Collection entries:
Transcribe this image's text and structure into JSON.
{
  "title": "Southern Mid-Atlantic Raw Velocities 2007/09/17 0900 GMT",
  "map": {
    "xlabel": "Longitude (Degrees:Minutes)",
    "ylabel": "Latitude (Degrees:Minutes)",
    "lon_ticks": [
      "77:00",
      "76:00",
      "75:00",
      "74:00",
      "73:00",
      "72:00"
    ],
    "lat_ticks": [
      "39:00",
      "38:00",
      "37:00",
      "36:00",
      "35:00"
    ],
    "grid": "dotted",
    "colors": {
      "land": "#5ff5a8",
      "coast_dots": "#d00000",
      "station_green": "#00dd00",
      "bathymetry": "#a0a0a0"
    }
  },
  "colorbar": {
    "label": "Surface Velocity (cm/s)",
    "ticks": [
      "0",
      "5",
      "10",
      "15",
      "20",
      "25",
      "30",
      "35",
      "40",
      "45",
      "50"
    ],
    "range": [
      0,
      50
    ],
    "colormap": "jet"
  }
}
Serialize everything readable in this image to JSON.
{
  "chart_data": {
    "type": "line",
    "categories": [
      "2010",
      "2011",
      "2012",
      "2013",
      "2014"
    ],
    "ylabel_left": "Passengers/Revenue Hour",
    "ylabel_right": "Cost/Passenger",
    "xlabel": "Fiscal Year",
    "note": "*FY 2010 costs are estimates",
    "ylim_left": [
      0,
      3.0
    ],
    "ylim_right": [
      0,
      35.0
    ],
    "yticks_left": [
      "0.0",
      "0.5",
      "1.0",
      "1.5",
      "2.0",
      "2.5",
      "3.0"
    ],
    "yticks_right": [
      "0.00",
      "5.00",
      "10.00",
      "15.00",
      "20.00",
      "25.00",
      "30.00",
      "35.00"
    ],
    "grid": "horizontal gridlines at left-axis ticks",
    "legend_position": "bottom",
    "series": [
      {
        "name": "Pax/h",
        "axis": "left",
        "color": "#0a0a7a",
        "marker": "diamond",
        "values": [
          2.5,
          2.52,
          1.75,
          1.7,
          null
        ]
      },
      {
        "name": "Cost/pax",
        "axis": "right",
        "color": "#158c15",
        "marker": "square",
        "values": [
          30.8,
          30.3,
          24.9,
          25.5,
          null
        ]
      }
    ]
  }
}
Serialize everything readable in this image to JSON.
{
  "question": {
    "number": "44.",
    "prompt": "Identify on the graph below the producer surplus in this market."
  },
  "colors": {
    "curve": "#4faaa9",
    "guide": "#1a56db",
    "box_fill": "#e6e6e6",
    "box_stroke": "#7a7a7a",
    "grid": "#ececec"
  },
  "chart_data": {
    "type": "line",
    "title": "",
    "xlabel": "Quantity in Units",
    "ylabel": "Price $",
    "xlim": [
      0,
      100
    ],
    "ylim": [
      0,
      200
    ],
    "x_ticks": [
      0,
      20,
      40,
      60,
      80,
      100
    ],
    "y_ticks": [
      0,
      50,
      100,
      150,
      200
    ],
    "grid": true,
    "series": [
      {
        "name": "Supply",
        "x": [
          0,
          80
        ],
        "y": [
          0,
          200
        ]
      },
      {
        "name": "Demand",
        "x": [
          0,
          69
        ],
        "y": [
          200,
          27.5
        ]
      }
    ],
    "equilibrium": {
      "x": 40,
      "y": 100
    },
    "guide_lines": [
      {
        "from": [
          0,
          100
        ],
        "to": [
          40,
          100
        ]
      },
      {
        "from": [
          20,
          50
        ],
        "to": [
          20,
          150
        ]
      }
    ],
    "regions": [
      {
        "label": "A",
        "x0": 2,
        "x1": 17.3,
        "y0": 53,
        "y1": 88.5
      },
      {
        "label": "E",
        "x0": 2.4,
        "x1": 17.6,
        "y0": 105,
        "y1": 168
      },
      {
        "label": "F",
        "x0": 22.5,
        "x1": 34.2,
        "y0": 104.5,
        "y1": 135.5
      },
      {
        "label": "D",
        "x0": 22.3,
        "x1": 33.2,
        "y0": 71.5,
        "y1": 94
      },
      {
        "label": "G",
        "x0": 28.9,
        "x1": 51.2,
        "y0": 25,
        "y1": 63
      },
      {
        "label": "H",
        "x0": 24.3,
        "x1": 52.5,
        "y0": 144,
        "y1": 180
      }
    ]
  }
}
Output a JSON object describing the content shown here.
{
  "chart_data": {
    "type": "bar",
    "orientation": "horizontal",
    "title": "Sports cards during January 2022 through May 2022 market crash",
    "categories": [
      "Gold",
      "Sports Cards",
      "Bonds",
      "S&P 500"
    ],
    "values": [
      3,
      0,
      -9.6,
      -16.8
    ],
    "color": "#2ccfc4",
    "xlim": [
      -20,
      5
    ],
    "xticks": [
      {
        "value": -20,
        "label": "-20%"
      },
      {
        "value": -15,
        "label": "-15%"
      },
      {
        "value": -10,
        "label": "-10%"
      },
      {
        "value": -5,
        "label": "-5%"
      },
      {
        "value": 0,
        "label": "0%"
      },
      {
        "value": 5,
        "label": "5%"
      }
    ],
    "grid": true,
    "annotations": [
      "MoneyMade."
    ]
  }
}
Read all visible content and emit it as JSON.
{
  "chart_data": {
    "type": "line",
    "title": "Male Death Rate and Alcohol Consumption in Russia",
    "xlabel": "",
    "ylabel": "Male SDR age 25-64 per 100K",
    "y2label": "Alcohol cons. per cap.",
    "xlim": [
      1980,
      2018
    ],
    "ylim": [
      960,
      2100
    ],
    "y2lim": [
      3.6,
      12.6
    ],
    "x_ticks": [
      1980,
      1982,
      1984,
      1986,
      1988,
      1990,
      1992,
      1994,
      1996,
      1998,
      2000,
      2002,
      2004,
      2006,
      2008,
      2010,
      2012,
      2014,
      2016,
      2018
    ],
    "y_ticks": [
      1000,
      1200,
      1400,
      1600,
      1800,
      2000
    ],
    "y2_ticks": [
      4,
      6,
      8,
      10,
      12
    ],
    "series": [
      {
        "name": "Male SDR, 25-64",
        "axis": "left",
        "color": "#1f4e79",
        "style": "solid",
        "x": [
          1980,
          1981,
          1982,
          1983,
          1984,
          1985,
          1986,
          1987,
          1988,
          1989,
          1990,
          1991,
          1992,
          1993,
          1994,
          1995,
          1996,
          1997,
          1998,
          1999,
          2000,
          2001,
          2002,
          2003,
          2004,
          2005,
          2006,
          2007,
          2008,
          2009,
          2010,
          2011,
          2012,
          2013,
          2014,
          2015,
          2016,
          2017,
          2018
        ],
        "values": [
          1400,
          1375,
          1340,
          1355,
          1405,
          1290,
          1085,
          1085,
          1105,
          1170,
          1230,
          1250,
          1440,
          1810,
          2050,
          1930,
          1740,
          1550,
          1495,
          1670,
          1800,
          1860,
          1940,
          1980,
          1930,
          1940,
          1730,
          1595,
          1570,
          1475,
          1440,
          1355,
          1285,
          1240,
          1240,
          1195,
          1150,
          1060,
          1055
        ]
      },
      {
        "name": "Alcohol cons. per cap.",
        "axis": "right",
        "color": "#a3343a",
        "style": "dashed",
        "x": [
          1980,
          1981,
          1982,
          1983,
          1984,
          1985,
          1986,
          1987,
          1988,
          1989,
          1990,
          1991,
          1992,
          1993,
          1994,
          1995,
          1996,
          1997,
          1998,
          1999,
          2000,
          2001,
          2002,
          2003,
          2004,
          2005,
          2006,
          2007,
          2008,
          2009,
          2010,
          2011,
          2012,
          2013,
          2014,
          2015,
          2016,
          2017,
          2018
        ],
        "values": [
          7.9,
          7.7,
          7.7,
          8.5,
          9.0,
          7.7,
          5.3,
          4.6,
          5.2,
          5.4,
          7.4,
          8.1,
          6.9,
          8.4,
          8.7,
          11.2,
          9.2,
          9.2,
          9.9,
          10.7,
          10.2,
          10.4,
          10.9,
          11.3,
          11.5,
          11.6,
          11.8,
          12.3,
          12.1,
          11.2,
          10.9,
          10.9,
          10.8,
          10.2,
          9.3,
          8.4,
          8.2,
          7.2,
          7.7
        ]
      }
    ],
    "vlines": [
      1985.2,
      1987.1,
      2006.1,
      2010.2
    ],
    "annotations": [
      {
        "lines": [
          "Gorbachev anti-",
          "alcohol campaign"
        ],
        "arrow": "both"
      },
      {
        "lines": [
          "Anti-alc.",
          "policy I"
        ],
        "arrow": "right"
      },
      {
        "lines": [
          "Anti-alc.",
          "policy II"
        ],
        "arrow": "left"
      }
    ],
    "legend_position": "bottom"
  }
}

To do:
Using the listing, say how many lines include the word "horizontal", and add nothing else.

Reply to the exercise:
2